** Begin Records shown **

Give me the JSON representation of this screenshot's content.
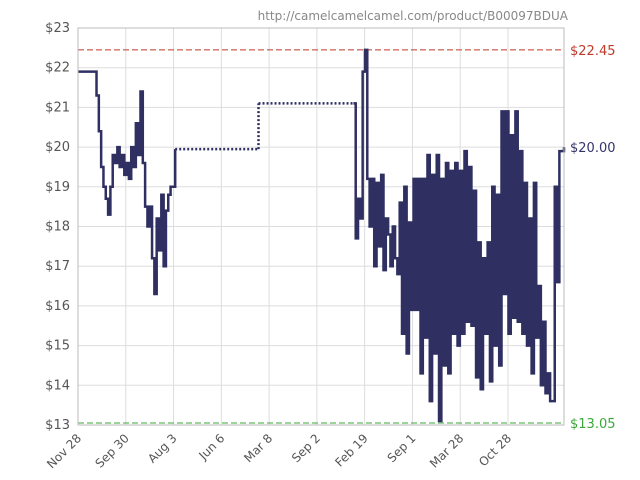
{
  "chart_data": {
    "type": "line",
    "title": "",
    "xlabel": "",
    "ylabel": "",
    "source_url": "http://camelcamelcamel.com/product/B00097BDUA",
    "y_axis": {
      "min": 13,
      "max": 23,
      "ticks": [
        "$13",
        "$14",
        "$15",
        "$16",
        "$17",
        "$18",
        "$19",
        "$20",
        "$21",
        "$22",
        "$23"
      ]
    },
    "x_axis": {
      "tick_labels": [
        "Nov 28",
        "Sep 30",
        "Aug 3",
        "Jun 6",
        "Mar 8",
        "Sep 2",
        "Feb 19",
        "Sep 1",
        "Mar 28",
        "Oct 28"
      ]
    },
    "grid": true,
    "reference_lines": [
      {
        "name": "highest",
        "value": 22.45,
        "label": "$22.45",
        "color": "#c0392b",
        "style": "dashed"
      },
      {
        "name": "current",
        "value": 20.0,
        "label": "$20.00",
        "color": "#35356a",
        "style": "none"
      },
      {
        "name": "lowest",
        "value": 13.05,
        "label": "$13.05",
        "color": "#3aa83a",
        "style": "dashed"
      }
    ],
    "series_color": "#2f2f62",
    "series": [
      {
        "values": [
          [
            0,
            21.9
          ],
          [
            0.6,
            21.9
          ],
          [
            0.8,
            21.3
          ],
          [
            0.9,
            20.4
          ],
          [
            1.0,
            19.5
          ],
          [
            1.1,
            19.0
          ],
          [
            1.2,
            18.7
          ],
          [
            1.3,
            18.3
          ],
          [
            1.4,
            19.0
          ],
          [
            1.5,
            19.8
          ],
          [
            1.6,
            19.6
          ],
          [
            1.7,
            20.0
          ],
          [
            1.8,
            19.5
          ],
          [
            1.9,
            19.8
          ],
          [
            2.0,
            19.3
          ],
          [
            2.1,
            19.6
          ],
          [
            2.2,
            19.2
          ],
          [
            2.3,
            20.0
          ],
          [
            2.4,
            19.5
          ],
          [
            2.5,
            20.6
          ],
          [
            2.6,
            19.8
          ],
          [
            2.7,
            21.4
          ],
          [
            2.8,
            19.6
          ],
          [
            2.9,
            18.5
          ],
          [
            3.0,
            18.0
          ],
          [
            3.1,
            18.5
          ],
          [
            3.2,
            17.2
          ],
          [
            3.3,
            16.3
          ],
          [
            3.4,
            18.2
          ],
          [
            3.5,
            17.4
          ],
          [
            3.6,
            18.8
          ],
          [
            3.7,
            17.0
          ],
          [
            3.8,
            18.4
          ],
          [
            3.9,
            18.8
          ],
          [
            4.0,
            19.0
          ],
          [
            4.2,
            19.95
          ]
        ]
      }
    ],
    "gaps": [
      {
        "from": [
          4.2,
          19.95
        ],
        "to": [
          7.8,
          19.95
        ],
        "style": "dotted"
      },
      {
        "from": [
          7.8,
          19.95
        ],
        "to": [
          7.8,
          21.1
        ],
        "style": "dotted"
      },
      {
        "from": [
          7.8,
          21.1
        ],
        "to": [
          11.9,
          21.1
        ],
        "style": "dotted"
      }
    ],
    "series_after": [
      [
        11.9,
        21.1
      ],
      [
        12.0,
        17.7
      ],
      [
        12.1,
        18.7
      ],
      [
        12.2,
        18.2
      ],
      [
        12.3,
        21.9
      ],
      [
        12.4,
        22.45
      ],
      [
        12.5,
        19.2
      ],
      [
        12.6,
        18.0
      ],
      [
        12.7,
        19.2
      ],
      [
        12.8,
        17.0
      ],
      [
        12.9,
        19.1
      ],
      [
        13.0,
        17.5
      ],
      [
        13.1,
        19.3
      ],
      [
        13.2,
        16.9
      ],
      [
        13.3,
        18.2
      ],
      [
        13.4,
        17.8
      ],
      [
        13.5,
        17.0
      ],
      [
        13.6,
        18.0
      ],
      [
        13.7,
        17.2
      ],
      [
        13.8,
        16.8
      ],
      [
        13.9,
        18.6
      ],
      [
        14.0,
        15.3
      ],
      [
        14.1,
        19.0
      ],
      [
        14.2,
        14.8
      ],
      [
        14.3,
        18.1
      ],
      [
        14.4,
        15.9
      ],
      [
        14.5,
        19.2
      ],
      [
        14.6,
        15.9
      ],
      [
        14.7,
        19.2
      ],
      [
        14.8,
        14.3
      ],
      [
        14.9,
        19.2
      ],
      [
        15.0,
        15.2
      ],
      [
        15.1,
        19.8
      ],
      [
        15.2,
        13.6
      ],
      [
        15.3,
        19.3
      ],
      [
        15.4,
        14.8
      ],
      [
        15.5,
        19.8
      ],
      [
        15.6,
        13.1
      ],
      [
        15.7,
        19.2
      ],
      [
        15.8,
        14.5
      ],
      [
        15.9,
        19.6
      ],
      [
        16.0,
        14.3
      ],
      [
        16.1,
        19.4
      ],
      [
        16.2,
        15.3
      ],
      [
        16.3,
        19.6
      ],
      [
        16.4,
        15.0
      ],
      [
        16.5,
        19.4
      ],
      [
        16.6,
        15.3
      ],
      [
        16.7,
        19.9
      ],
      [
        16.8,
        15.6
      ],
      [
        16.9,
        19.5
      ],
      [
        17.0,
        15.5
      ],
      [
        17.1,
        18.9
      ],
      [
        17.2,
        14.2
      ],
      [
        17.3,
        17.6
      ],
      [
        17.4,
        13.9
      ],
      [
        17.5,
        17.2
      ],
      [
        17.6,
        15.3
      ],
      [
        17.7,
        17.6
      ],
      [
        17.8,
        14.1
      ],
      [
        17.9,
        19.0
      ],
      [
        18.0,
        15.0
      ],
      [
        18.1,
        18.8
      ],
      [
        18.2,
        14.5
      ],
      [
        18.3,
        20.9
      ],
      [
        18.4,
        16.3
      ],
      [
        18.5,
        20.9
      ],
      [
        18.6,
        15.3
      ],
      [
        18.7,
        20.3
      ],
      [
        18.8,
        15.7
      ],
      [
        18.9,
        20.9
      ],
      [
        19.0,
        15.6
      ],
      [
        19.1,
        19.9
      ],
      [
        19.2,
        15.3
      ],
      [
        19.3,
        19.1
      ],
      [
        19.4,
        15.0
      ],
      [
        19.5,
        18.2
      ],
      [
        19.6,
        14.3
      ],
      [
        19.7,
        19.1
      ],
      [
        19.8,
        15.2
      ],
      [
        19.9,
        16.5
      ],
      [
        20.0,
        14.0
      ],
      [
        20.1,
        15.6
      ],
      [
        20.2,
        13.8
      ],
      [
        20.3,
        14.3
      ],
      [
        20.4,
        13.6
      ],
      [
        20.5,
        13.6
      ],
      [
        20.6,
        19.0
      ],
      [
        20.7,
        16.6
      ],
      [
        20.8,
        19.9
      ],
      [
        21.0,
        20.0
      ]
    ]
  }
}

** End Records shown **

Reproduce the data word for word, excluding its pictures.

Give me the JSON representation of this screenshot's content.
{
  "chart_data": {
    "type": "line",
    "title": "",
    "xlabel": "",
    "ylabel": "",
    "source_url": "http://camelcamelcamel.com/product/B00097BDUA",
    "y_axis": {
      "min": 13,
      "max": 23,
      "ticks": [
        "$13",
        "$14",
        "$15",
        "$16",
        "$17",
        "$18",
        "$19",
        "$20",
        "$21",
        "$22",
        "$23"
      ]
    },
    "x_axis": {
      "tick_labels": [
        "Nov 28",
        "Sep 30",
        "Aug 3",
        "Jun 6",
        "Mar 8",
        "Sep 2",
        "Feb 19",
        "Sep 1",
        "Mar 28",
        "Oct 28"
      ]
    },
    "grid": true,
    "reference_lines": [
      {
        "name": "highest",
        "value": 22.45,
        "label": "$22.45",
        "color": "#c0392b",
        "style": "dashed"
      },
      {
        "name": "current",
        "value": 20.0,
        "label": "$20.00",
        "color": "#35356a",
        "style": "none"
      },
      {
        "name": "lowest",
        "value": 13.05,
        "label": "$13.05",
        "color": "#3aa83a",
        "style": "dashed"
      }
    ],
    "series_color": "#2f2f62",
    "series": [
      {
        "values": [
          [
            0,
            21.9
          ],
          [
            0.6,
            21.9
          ],
          [
            0.8,
            21.3
          ],
          [
            0.9,
            20.4
          ],
          [
            1.0,
            19.5
          ],
          [
            1.1,
            19.0
          ],
          [
            1.2,
            18.7
          ],
          [
            1.3,
            18.3
          ],
          [
            1.4,
            19.0
          ],
          [
            1.5,
            19.8
          ],
          [
            1.6,
            19.6
          ],
          [
            1.7,
            20.0
          ],
          [
            1.8,
            19.5
          ],
          [
            1.9,
            19.8
          ],
          [
            2.0,
            19.3
          ],
          [
            2.1,
            19.6
          ],
          [
            2.2,
            19.2
          ],
          [
            2.3,
            20.0
          ],
          [
            2.4,
            19.5
          ],
          [
            2.5,
            20.6
          ],
          [
            2.6,
            19.8
          ],
          [
            2.7,
            21.4
          ],
          [
            2.8,
            19.6
          ],
          [
            2.9,
            18.5
          ],
          [
            3.0,
            18.0
          ],
          [
            3.1,
            18.5
          ],
          [
            3.2,
            17.2
          ],
          [
            3.3,
            16.3
          ],
          [
            3.4,
            18.2
          ],
          [
            3.5,
            17.4
          ],
          [
            3.6,
            18.8
          ],
          [
            3.7,
            17.0
          ],
          [
            3.8,
            18.4
          ],
          [
            3.9,
            18.8
          ],
          [
            4.0,
            19.0
          ],
          [
            4.2,
            19.95
          ]
        ]
      }
    ],
    "gaps": [
      {
        "from": [
          4.2,
          19.95
        ],
        "to": [
          7.8,
          19.95
        ],
        "style": "dotted"
      },
      {
        "from": [
          7.8,
          19.95
        ],
        "to": [
          7.8,
          21.1
        ],
        "style": "dotted"
      },
      {
        "from": [
          7.8,
          21.1
        ],
        "to": [
          11.9,
          21.1
        ],
        "style": "dotted"
      }
    ],
    "series_after": [
      [
        11.9,
        21.1
      ],
      [
        12.0,
        17.7
      ],
      [
        12.1,
        18.7
      ],
      [
        12.2,
        18.2
      ],
      [
        12.3,
        21.9
      ],
      [
        12.4,
        22.45
      ],
      [
        12.5,
        19.2
      ],
      [
        12.6,
        18.0
      ],
      [
        12.7,
        19.2
      ],
      [
        12.8,
        17.0
      ],
      [
        12.9,
        19.1
      ],
      [
        13.0,
        17.5
      ],
      [
        13.1,
        19.3
      ],
      [
        13.2,
        16.9
      ],
      [
        13.3,
        18.2
      ],
      [
        13.4,
        17.8
      ],
      [
        13.5,
        17.0
      ],
      [
        13.6,
        18.0
      ],
      [
        13.7,
        17.2
      ],
      [
        13.8,
        16.8
      ],
      [
        13.9,
        18.6
      ],
      [
        14.0,
        15.3
      ],
      [
        14.1,
        19.0
      ],
      [
        14.2,
        14.8
      ],
      [
        14.3,
        18.1
      ],
      [
        14.4,
        15.9
      ],
      [
        14.5,
        19.2
      ],
      [
        14.6,
        15.9
      ],
      [
        14.7,
        19.2
      ],
      [
        14.8,
        14.3
      ],
      [
        14.9,
        19.2
      ],
      [
        15.0,
        15.2
      ],
      [
        15.1,
        19.8
      ],
      [
        15.2,
        13.6
      ],
      [
        15.3,
        19.3
      ],
      [
        15.4,
        14.8
      ],
      [
        15.5,
        19.8
      ],
      [
        15.6,
        13.1
      ],
      [
        15.7,
        19.2
      ],
      [
        15.8,
        14.5
      ],
      [
        15.9,
        19.6
      ],
      [
        16.0,
        14.3
      ],
      [
        16.1,
        19.4
      ],
      [
        16.2,
        15.3
      ],
      [
        16.3,
        19.6
      ],
      [
        16.4,
        15.0
      ],
      [
        16.5,
        19.4
      ],
      [
        16.6,
        15.3
      ],
      [
        16.7,
        19.9
      ],
      [
        16.8,
        15.6
      ],
      [
        16.9,
        19.5
      ],
      [
        17.0,
        15.5
      ],
      [
        17.1,
        18.9
      ],
      [
        17.2,
        14.2
      ],
      [
        17.3,
        17.6
      ],
      [
        17.4,
        13.9
      ],
      [
        17.5,
        17.2
      ],
      [
        17.6,
        15.3
      ],
      [
        17.7,
        17.6
      ],
      [
        17.8,
        14.1
      ],
      [
        17.9,
        19.0
      ],
      [
        18.0,
        15.0
      ],
      [
        18.1,
        18.8
      ],
      [
        18.2,
        14.5
      ],
      [
        18.3,
        20.9
      ],
      [
        18.4,
        16.3
      ],
      [
        18.5,
        20.9
      ],
      [
        18.6,
        15.3
      ],
      [
        18.7,
        20.3
      ],
      [
        18.8,
        15.7
      ],
      [
        18.9,
        20.9
      ],
      [
        19.0,
        15.6
      ],
      [
        19.1,
        19.9
      ],
      [
        19.2,
        15.3
      ],
      [
        19.3,
        19.1
      ],
      [
        19.4,
        15.0
      ],
      [
        19.5,
        18.2
      ],
      [
        19.6,
        14.3
      ],
      [
        19.7,
        19.1
      ],
      [
        19.8,
        15.2
      ],
      [
        19.9,
        16.5
      ],
      [
        20.0,
        14.0
      ],
      [
        20.1,
        15.6
      ],
      [
        20.2,
        13.8
      ],
      [
        20.3,
        14.3
      ],
      [
        20.4,
        13.6
      ],
      [
        20.5,
        13.6
      ],
      [
        20.6,
        19.0
      ],
      [
        20.7,
        16.6
      ],
      [
        20.8,
        19.9
      ],
      [
        21.0,
        20.0
      ]
    ]
  }
}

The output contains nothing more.